» **AIM**: Collect every line that includes the string "gradient".

» **SUPPLIED RECORDS**:
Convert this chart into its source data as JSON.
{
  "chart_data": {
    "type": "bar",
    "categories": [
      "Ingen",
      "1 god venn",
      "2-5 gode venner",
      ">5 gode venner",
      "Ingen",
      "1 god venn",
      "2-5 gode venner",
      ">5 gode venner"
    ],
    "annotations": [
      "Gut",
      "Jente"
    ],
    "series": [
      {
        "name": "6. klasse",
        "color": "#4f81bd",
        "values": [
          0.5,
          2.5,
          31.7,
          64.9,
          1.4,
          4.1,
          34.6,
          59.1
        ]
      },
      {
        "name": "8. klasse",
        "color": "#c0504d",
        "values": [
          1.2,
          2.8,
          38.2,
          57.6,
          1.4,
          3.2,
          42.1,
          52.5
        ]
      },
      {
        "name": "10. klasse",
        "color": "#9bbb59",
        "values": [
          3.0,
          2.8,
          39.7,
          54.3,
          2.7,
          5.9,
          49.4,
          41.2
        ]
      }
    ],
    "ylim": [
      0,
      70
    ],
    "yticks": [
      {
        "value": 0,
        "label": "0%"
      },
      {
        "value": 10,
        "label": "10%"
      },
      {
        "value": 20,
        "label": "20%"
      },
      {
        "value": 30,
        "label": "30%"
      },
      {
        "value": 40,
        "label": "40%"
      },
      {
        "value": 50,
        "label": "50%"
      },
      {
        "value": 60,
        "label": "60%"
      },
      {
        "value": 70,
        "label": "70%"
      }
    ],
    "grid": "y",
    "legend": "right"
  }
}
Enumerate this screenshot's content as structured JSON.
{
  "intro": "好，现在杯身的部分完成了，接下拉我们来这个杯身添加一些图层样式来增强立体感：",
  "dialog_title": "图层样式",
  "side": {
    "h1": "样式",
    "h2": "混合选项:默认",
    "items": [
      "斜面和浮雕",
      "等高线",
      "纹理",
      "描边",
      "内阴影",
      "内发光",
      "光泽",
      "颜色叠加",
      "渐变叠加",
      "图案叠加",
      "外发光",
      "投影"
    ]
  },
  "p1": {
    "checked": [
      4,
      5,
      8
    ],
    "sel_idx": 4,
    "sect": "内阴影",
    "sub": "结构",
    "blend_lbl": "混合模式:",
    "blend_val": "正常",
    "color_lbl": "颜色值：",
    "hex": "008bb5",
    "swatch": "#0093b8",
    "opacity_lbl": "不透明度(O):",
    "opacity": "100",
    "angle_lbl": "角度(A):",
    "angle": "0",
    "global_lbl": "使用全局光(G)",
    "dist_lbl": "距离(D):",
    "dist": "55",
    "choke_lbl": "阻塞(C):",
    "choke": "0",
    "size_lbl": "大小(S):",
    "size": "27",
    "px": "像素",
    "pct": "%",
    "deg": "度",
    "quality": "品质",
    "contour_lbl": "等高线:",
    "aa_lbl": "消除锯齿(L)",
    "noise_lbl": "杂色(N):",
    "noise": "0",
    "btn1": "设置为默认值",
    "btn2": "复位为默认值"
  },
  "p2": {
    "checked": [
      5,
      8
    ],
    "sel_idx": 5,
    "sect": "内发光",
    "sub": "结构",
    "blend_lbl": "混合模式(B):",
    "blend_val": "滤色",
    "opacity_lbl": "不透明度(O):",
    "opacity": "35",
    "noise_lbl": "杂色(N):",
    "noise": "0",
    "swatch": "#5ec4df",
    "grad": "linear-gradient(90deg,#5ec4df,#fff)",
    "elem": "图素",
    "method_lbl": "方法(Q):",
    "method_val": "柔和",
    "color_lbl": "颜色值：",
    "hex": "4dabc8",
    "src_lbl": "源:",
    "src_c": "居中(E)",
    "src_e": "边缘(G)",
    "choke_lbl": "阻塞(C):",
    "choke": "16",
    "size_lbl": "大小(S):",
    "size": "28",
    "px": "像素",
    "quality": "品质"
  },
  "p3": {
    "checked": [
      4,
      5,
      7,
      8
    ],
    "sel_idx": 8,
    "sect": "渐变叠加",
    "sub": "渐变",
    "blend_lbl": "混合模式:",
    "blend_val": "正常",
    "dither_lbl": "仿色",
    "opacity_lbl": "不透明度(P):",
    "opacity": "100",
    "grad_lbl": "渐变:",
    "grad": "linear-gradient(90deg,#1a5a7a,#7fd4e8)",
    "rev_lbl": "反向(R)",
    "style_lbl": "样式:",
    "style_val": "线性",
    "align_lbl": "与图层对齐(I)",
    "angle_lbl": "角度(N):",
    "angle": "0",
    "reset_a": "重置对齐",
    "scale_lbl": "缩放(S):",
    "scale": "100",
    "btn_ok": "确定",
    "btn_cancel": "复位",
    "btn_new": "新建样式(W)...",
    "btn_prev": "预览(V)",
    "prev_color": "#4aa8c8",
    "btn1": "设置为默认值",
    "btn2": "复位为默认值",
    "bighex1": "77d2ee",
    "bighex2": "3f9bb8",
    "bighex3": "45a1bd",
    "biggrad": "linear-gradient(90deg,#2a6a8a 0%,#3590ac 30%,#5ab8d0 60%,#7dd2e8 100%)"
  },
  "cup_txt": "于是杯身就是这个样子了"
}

» **ANSWER**:
    "grad": "linear-gradient(90deg,#5ec4df,#fff)",
    "grad": "linear-gradient(90deg,#1a5a7a,#7fd4e8)",
    "biggrad": "linear-gradient(90deg,#2a6a8a 0%,#3590ac 30%,#5ab8d0 60%,#7dd2e8 100%)"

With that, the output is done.